╭─ Provided passage

Always sad and it makes me even more grateful for the health I have even though it isn't perfect.

Sorry to hear.
This die young reference is probably mentioned most by me to explain why retire young.
 
My condolences. A related aspect is how friends in their 60's and early 70's usually seem to loose the ability to enjoy physical outdoor activities like biking and kayaking. Big reminders to not take time and physical health for granted.
 
I just learned of my cousins passing yesterday. He was 61. He’d always been a big and tall man. He loved to eat and physical activity was difficult for him as he had bad knees and stints from prior heart surgery. We are all shocked at his passing even though we understand his body was probably a ticking time bomb. He was a good guy, and I’ll miss him. He had retired two years ago, and seemingly was very much enjoying his time. At least he had a couple years of that. But still, so young.
 
So sorry for your loss. I recently learned that one of my close high school friends (59 years old and still working) has Acute Erythroid Leukemia, which is a rare form of cancer and does not have a very high survival rate. We are going to visit him this weekend. He will be getting a bone marrow transplant next month (his son is the donor) at MD Andersen. We're praying for a good result.
 
An all too vivid reminder that none of us are guaranteed tomorrow. Sorry for your loss...
 
I look at the obits a few times a week and so many in their 50's you see weekly that have passed away.

I was talking to a young man after the funeral today that I knew and he asked how retirement is going and if I made the right decision. I said this funeral is just one more reason if you can you should retire and enjoy life. He said that is true.

╰─

*Complete the following*.
a – Update the thread about dying young, everything from "Always sad and" down to "health for granted.", putting "hiking" in place of "kayaking".
b – Does the thread about dying young support each statement? (i) The cousin was 61 when he died. (ii) The high school friend with leukemia has already retired. (iii) The friend's bone marrow donor is his son.
c – Continue the thread about dying young from its last sentence.
The records stand apart from the thread about dying young and are separate material.

╭─ Excerpted records

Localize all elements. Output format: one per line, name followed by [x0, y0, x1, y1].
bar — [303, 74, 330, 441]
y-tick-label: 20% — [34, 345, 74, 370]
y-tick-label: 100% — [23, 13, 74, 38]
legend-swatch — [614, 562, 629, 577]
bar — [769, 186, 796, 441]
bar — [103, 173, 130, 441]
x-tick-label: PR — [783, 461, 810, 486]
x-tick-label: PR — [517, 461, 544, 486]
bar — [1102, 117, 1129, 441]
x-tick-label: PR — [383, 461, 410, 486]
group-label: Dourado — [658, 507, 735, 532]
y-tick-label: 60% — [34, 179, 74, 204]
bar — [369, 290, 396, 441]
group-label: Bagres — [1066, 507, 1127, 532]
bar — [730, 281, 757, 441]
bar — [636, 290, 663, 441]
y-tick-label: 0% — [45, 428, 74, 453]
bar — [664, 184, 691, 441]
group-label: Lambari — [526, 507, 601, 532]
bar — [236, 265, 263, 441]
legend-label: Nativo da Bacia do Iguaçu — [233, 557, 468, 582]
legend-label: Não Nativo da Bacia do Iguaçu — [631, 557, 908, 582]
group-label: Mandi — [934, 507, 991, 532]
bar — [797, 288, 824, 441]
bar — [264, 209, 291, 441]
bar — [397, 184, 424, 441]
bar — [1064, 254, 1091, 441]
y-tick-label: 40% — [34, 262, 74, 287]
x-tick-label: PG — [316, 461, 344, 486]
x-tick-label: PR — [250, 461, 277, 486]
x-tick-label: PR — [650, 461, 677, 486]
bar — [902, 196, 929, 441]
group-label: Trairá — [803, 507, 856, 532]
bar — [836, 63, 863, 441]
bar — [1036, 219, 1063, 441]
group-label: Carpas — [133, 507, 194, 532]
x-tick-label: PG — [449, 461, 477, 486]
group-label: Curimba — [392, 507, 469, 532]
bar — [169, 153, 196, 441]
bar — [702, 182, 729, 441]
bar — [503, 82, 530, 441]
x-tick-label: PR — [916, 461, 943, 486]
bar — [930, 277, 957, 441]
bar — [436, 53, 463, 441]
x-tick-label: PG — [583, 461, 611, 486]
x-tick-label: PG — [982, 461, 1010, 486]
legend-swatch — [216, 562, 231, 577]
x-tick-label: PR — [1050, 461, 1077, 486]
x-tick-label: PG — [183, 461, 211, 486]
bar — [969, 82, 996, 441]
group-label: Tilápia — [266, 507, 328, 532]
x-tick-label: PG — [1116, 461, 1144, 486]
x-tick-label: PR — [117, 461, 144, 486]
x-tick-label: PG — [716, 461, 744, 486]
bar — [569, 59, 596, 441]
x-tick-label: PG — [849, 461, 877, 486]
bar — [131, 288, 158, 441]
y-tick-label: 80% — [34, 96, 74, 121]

╰─

*Exercise responses*.
a –
Always sad and it makes me even more grateful for the health I have even though it isn't perfect.

Sorry to hear.
This die young reference is probably mentioned most by me to explain why retire young.
 
My condolences. A related aspect is how friends in their 60's and early 70's usually seem to loose the ability to enjoy physical outdoor activities like biking and hiking. Big reminders to not take time and physical health for granted.

b –
(i) Yes: "He was 61."
(ii) No: "59 years old and still working"
(iii) Yes: "his son is the donor"

c –
 
This die young reference is probably mentioned most by me to explain why retire young.
True. But in all honesty a lot of that is confirmation bias.

Most folks wouldn't be here in the first place if they didn't want to retire young. Hearing anecdotes of relatively young people passing reaffirms that predilection.

We tend to ignore the anecdotes about the hard-living, drinking, smoking acquaintances that live into their 90s, since they don't support our narrative.
 
True. But in all honesty a lot of that is confirmation bias.

Most folks wouldn't be here in the first place if they didn't want to retire young. Hearing anecdotes of relatively young people passing reaffirms that predilection.

We tend to ignore the anecdotes about the hard-living, drinking, smoking acquaintances that live into their 90s, since they don't support our narrative.

If I could somehow be guaranteed to live until I was in my 90's I would still want to retire early.
 
True. But in all honesty a lot of that is confirmation bias

We tend to ignore the anecdotes about the hard-living, drinking, smoking acquaintances that live into their 90s, since they don't support our narrative.


So True >>>> I know many that smoked for 70 plus years and lived well into their 90's or late 80's. Not sure I knew an alcoholic that lived well into their 90's but I knew/know of many that drank pretty hard and lived a long life. Not saying their last years were easy but lived long.
 
True. But in all honesty a lot of that is confirmation bias.

Most folks wouldn't be here in the first place if they didn't want to retire young. Hearing anecdotes of relatively young people passing reaffirms that predilection.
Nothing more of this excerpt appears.